_Work instructions:_ Copy every line of the entries below word for word, leaving out the pictures.

***

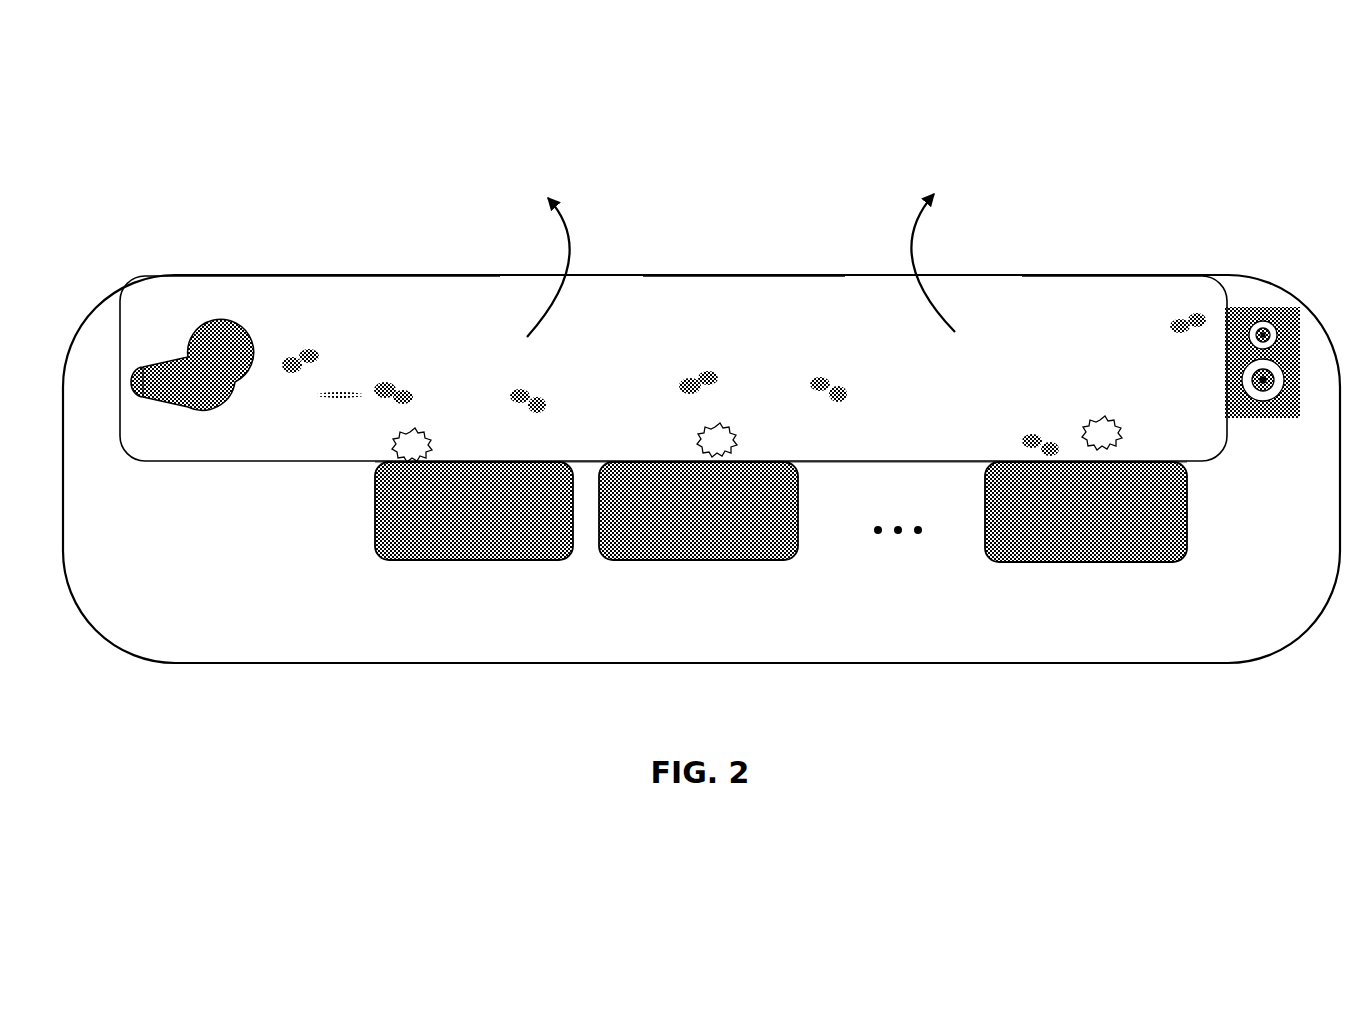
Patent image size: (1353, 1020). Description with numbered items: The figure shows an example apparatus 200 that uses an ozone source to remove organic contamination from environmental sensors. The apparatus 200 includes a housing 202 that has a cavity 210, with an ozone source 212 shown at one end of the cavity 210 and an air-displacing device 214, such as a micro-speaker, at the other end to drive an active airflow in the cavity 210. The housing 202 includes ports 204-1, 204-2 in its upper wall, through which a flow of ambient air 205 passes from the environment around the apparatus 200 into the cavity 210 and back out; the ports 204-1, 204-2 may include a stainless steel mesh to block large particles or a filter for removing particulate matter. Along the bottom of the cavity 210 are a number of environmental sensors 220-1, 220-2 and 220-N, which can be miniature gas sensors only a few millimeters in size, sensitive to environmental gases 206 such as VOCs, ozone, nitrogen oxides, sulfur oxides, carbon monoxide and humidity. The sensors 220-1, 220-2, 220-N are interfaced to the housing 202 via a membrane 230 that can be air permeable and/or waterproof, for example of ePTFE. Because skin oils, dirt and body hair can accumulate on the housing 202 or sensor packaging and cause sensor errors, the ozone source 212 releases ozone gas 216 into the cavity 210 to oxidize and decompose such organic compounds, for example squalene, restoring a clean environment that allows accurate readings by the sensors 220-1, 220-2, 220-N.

The apparatus 200 is at (196, 150).
The housing 202 is at (1141, 276).
The port 204-1 is at (538, 250).
The port 204-2 is at (968, 243).
The flow of ambient air 205 is at (572, 242).
The environmental gases 206 is at (735, 425).
The cavity 210 is at (744, 297).
The ozone source 212 is at (222, 350).
The air-displacing device 214 is at (1270, 307).
The ozone gas 216 is at (404, 380).
The environmental sensor 220-1 is at (474, 511).
The environmental sensor 220-2 is at (698, 511).
The environmental sensor 220-N is at (1086, 512).
The membrane 230 is at (1205, 480).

***

_Expected output:_
Patent image size: (1353, 1020). Description with numbered items: The figure shows an example apparatus 200 that uses an ozone source to remove organic contamination from environmental sensors. The apparatus 200 includes a housing 202 that has a cavity 210, with an ozone source 212 shown at one end of the cavity 210 and an air-displacing device 214, such as a micro-speaker, at the other end to drive an active airflow in the cavity 210. The housing 202 includes ports 204-1, 204-2 in its upper wall, through which a flow of ambient air 205 passes from the environment around the apparatus 200 into the cavity 210 and back out; the ports 204-1, 204-2 may include a stainless steel mesh to block large particles or a filter for removing particulate matter. Along the bottom of the cavity 210 are a number of environmental sensors 220-1, 220-2 and 220-N, which can be miniature gas sensors only a few millimeters in size, sensitive to environmental gases 206 such as VOCs, ozone, nitrogen oxides, sulfur oxides, carbon monoxide and humidity. The sensors 220-1, 220-2, 220-N are interfaced to the housing 202 via a membrane 230 that can be air permeable and/or waterproof, for example of ePTFE. Because skin oils, dirt and body hair can accumulate on the housing 202 or sensor packaging and cause sensor errors, the ozone source 212 releases ozone gas 216 into the cavity 210 to oxidize and decompose such organic compounds, for example squalene, restoring a clean environment that allows accurate readings by the sensors 220-1, 220-2, 220-N.

The apparatus 200 is at (196, 150).
The housing 202 is at (1141, 276).
The port 204-1 is at (538, 250).
The port 204-2 is at (968, 243).
The flow of ambient air 205 is at (572, 242).
The environmental gases 206 is at (735, 425).
The cavity 210 is at (744, 297).
The ozone source 212 is at (222, 350).
The air-displacing device 214 is at (1270, 307).
The ozone gas 216 is at (404, 380).
The environmental sensor 220-1 is at (474, 511).
The environmental sensor 220-2 is at (698, 511).
The environmental sensor 220-N is at (1086, 512).
The membrane 230 is at (1205, 480).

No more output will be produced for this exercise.